= SUPPLIED RECORDS =
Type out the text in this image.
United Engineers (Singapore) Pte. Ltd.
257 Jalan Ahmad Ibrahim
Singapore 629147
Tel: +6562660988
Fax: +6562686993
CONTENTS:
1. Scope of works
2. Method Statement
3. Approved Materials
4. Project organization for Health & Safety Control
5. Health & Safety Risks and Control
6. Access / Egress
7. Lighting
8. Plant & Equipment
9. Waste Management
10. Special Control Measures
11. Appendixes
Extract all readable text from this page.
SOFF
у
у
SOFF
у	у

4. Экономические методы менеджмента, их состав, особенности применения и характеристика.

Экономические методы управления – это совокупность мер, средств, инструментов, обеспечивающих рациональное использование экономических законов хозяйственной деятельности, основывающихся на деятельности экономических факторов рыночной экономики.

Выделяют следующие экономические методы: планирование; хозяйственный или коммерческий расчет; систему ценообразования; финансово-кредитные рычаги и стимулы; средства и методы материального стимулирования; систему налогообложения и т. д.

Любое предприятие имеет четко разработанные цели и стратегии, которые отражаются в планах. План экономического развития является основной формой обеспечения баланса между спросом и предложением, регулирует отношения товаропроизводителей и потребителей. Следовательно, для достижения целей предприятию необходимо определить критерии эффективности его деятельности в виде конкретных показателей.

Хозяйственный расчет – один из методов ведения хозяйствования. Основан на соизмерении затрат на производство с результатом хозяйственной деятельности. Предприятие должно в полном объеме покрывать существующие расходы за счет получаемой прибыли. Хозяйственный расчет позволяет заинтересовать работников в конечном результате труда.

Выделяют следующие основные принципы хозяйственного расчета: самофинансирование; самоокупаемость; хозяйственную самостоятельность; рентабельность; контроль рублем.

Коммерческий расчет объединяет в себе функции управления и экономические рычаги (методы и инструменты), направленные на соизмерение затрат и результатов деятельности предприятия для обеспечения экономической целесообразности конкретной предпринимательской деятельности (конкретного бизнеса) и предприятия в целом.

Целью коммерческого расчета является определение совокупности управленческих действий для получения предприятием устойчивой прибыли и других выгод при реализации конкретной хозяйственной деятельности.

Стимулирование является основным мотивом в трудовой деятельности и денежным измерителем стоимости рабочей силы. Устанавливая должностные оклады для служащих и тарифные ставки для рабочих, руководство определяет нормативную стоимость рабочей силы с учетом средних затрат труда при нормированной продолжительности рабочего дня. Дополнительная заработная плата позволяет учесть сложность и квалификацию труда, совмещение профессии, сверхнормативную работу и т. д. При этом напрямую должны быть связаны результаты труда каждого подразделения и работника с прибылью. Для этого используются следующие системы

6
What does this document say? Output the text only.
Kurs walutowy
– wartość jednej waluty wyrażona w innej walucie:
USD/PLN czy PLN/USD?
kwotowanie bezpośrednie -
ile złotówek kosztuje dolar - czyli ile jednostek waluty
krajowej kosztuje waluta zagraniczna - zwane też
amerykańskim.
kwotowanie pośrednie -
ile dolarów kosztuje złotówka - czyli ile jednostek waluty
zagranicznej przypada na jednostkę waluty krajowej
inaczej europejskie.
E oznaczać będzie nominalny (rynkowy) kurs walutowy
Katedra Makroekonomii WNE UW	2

= GIVEN EXERCISE =
Extract the listing in its entirety, matching it exactly.

= COMPLETE OUTPUT =
Type out the text in this image.
United Engineers (Singapore) Pte. Ltd.
257 Jalan Ahmad Ibrahim
Singapore 629147
Tel: +6562660988
Fax: +6562686993
CONTENTS:
1. Scope of works
2. Method Statement
3. Approved Materials
4. Project organization for Health & Safety Control
5. Health & Safety Risks and Control
6. Access / Egress
7. Lighting
8. Plant & Equipment
9. Waste Management
10. Special Control Measures
11. Appendixes
Extract all readable text from this page.
SOFF
у
у
SOFF
у	у

4. Экономические методы менеджмента, их состав, особенности применения и характеристика.

Экономические методы управления – это совокупность мер, средств, инструментов, обеспечивающих рациональное использование экономических законов хозяйственной деятельности, основывающихся на деятельности экономических факторов рыночной экономики.

Выделяют следующие экономические методы: планирование; хозяйственный или коммерческий расчет; систему ценообразования; финансово-кредитные рычаги и стимулы; средства и методы материального стимулирования; систему налогообложения и т. д.

Любое предприятие имеет четко разработанные цели и стратегии, которые отражаются в планах. План экономического развития является основной формой обеспечения баланса между спросом и предложением, регулирует отношения товаропроизводителей и потребителей. Следовательно, для достижения целей предприятию необходимо определить критерии эффективности его деятельности в виде конкретных показателей.

Хозяйственный расчет – один из методов ведения хозяйствования. Основан на соизмерении затрат на производство с результатом хозяйственной деятельности. Предприятие должно в полном объеме покрывать существующие расходы за счет получаемой прибыли. Хозяйственный расчет позволяет заинтересовать работников в конечном результате труда.

Выделяют следующие основные принципы хозяйственного расчета: самофинансирование; самоокупаемость; хозяйственную самостоятельность; рентабельность; контроль рублем.

Коммерческий расчет объединяет в себе функции управления и экономические рычаги (методы и инструменты), направленные на соизмерение затрат и результатов деятельности предприятия для обеспечения экономической целесообразности конкретной предпринимательской деятельности (конкретного бизнеса) и предприятия в целом.

Целью коммерческого расчета является определение совокупности управленческих действий для получения предприятием устойчивой прибыли и других выгод при реализации конкретной хозяйственной деятельности.

Стимулирование является основным мотивом в трудовой деятельности и денежным измерителем стоимости рабочей силы. Устанавливая должностные оклады для служащих и тарифные ставки для рабочих, руководство определяет нормативную стоимость рабочей силы с учетом средних затрат труда при нормированной продолжительности рабочего дня. Дополнительная заработная плата позволяет учесть сложность и квалификацию труда, совмещение профессии, сверхнормативную работу и т. д. При этом напрямую должны быть связаны результаты труда каждого подразделения и работника с прибылью. Для этого используются следующие системы

6
What does this document say? Output the text only.
Kurs walutowy
– wartość jednej waluty wyrażona w innej walucie:
USD/PLN czy PLN/USD?
kwotowanie bezpośrednie -
ile złotówek kosztuje dolar - czyli ile jednostek waluty
krajowej kosztuje waluta zagraniczna - zwane też
amerykańskim.
kwotowanie pośrednie -
ile dolarów kosztuje złotówka - czyli ile jednostek waluty
zagranicznej przypada na jednostkę waluty krajowej
inaczej europejskie.
E oznaczać będzie nominalny (rynkowy) kurs walutowy
Katedra Makroekonomii WNE UW	2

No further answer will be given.